→ Work to complete: Exactly reproduce each line of the listing that follows.

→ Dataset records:
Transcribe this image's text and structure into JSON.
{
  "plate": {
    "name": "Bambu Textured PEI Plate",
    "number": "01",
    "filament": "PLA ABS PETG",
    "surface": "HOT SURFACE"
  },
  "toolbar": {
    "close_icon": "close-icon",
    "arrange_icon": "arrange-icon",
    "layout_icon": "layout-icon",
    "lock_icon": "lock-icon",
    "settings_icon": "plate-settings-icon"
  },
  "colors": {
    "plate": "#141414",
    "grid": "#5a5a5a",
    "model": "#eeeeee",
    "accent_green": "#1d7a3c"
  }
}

→ Answer in full:
Transcribe this image's text and structure into JSON.
{
  "plate": {
    "name": "Bambu Textured PEI Plate",
    "number": "01",
    "filament": "PLA ABS PETG",
    "surface": "HOT SURFACE"
  },
  "toolbar": {
    "close_icon": "close-icon",
    "arrange_icon": "arrange-icon",
    "layout_icon": "layout-icon",
    "lock_icon": "lock-icon",
    "settings_icon": "plate-settings-icon"
  },
  "colors": {
    "plate": "#141414",
    "grid": "#5a5a5a",
    "model": "#eeeeee",
    "accent_green": "#1d7a3c"
  }
}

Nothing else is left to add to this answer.